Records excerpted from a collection
┄┄┄┄┄┄

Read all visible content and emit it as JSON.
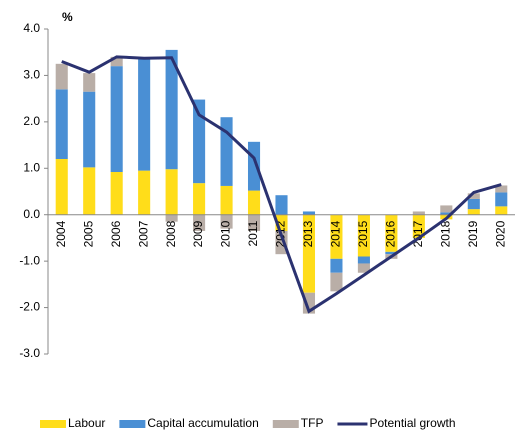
{
  "chart_data": {
    "type": "bar",
    "stacked": true,
    "y_unit_label": "%",
    "categories": [
      "2004",
      "2005",
      "2006",
      "2007",
      "2008",
      "2009",
      "2010",
      "2011",
      "2012",
      "2013",
      "2014",
      "2015",
      "2016",
      "2017",
      "2018",
      "2019",
      "2020"
    ],
    "series": [
      {
        "name": "Labour",
        "color": "#ffdd1a",
        "values": [
          1.2,
          1.02,
          0.92,
          0.95,
          0.98,
          0.68,
          0.62,
          0.52,
          -0.35,
          -1.68,
          -0.95,
          -0.9,
          -0.8,
          -0.5,
          -0.1,
          0.12,
          0.18
        ]
      },
      {
        "name": "Capital accumulation",
        "color": "#4a8fd4",
        "values": [
          1.5,
          1.63,
          2.28,
          2.4,
          2.57,
          1.8,
          1.48,
          1.05,
          0.42,
          0.07,
          -0.3,
          -0.15,
          -0.05,
          0,
          0.05,
          0.22,
          0.3
        ]
      },
      {
        "name": "TFP",
        "color": "#b9aea7",
        "values": [
          0.55,
          0.4,
          0.2,
          0.02,
          -0.15,
          -0.35,
          -0.3,
          -0.35,
          -0.5,
          -0.45,
          -0.4,
          -0.2,
          -0.1,
          0.07,
          0.15,
          0.12,
          0.15
        ]
      },
      {
        "name": "Potential growth",
        "type": "line",
        "color": "#2b3270",
        "values": [
          3.3,
          3.07,
          3.4,
          3.37,
          3.38,
          2.15,
          1.78,
          1.22,
          -0.45,
          -2.08,
          -1.7,
          -1.3,
          -0.9,
          -0.5,
          -0.08,
          0.48,
          0.65
        ]
      }
    ],
    "ylim": [
      -3,
      4
    ],
    "yticks": [
      {
        "value": 4,
        "label": "4.0"
      },
      {
        "value": 3,
        "label": "3.0"
      },
      {
        "value": 2,
        "label": "2.0"
      },
      {
        "value": 1,
        "label": "1.0"
      },
      {
        "value": 0,
        "label": "0.0"
      },
      {
        "value": -1,
        "label": "-1.0"
      },
      {
        "value": -2,
        "label": "-2.0"
      },
      {
        "value": -3,
        "label": "-3.0"
      }
    ],
    "legend": "bottom"
  }
}
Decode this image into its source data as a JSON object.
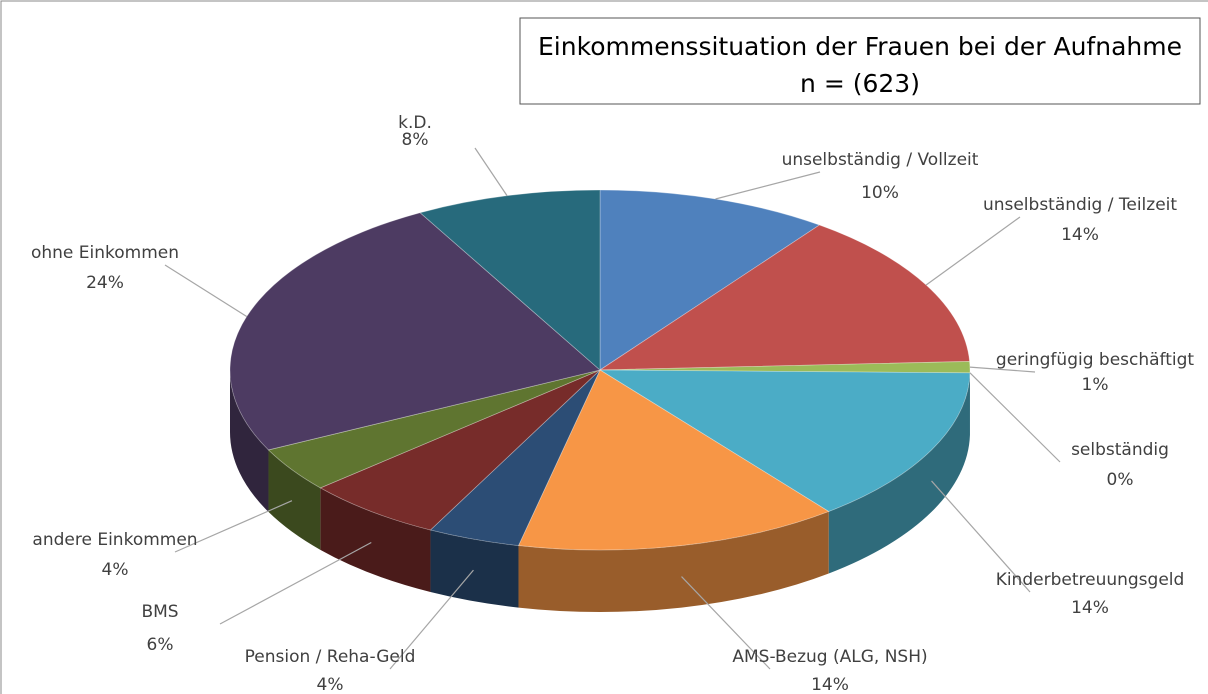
{
  "chart_data": {
    "type": "pie",
    "title": "Einkommenssituation der Frauen bei der Aufnahme",
    "subtitle": "n = (623)",
    "categories": [
      "unselbständig / Vollzeit",
      "unselbständig / Teilzeit",
      "geringfügig beschäftigt",
      "selbständig",
      "Kinderbetreuungsgeld",
      "AMS-Bezug (ALG, NSH)",
      "Pension / Reha-Geld",
      "BMS",
      "andere Einkommen",
      "ohne Einkommen",
      "k.D."
    ],
    "values": [
      10,
      14,
      1,
      0,
      14,
      14,
      4,
      6,
      4,
      24,
      8
    ],
    "value_labels": [
      "10%",
      "14%",
      "1%",
      "0%",
      "14%",
      "14%",
      "4%",
      "6%",
      "4%",
      "24%",
      "8%"
    ],
    "colors": [
      "#4f81bd",
      "#c0504d",
      "#9bbb59",
      "#8064a2",
      "#4bacc6",
      "#f79646",
      "#2c4d75",
      "#772c2a",
      "#5f7530",
      "#4d3b62",
      "#276a7c"
    ]
  }
}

┄┄┄┄┄┄

SET EXERCISE → Copy every single line of the material above that holds "name".

FINAL ANSWER →
        "name": "Labour",
        "name": "Capital accumulation",
        "name": "TFP",
        "name": "Potential growth",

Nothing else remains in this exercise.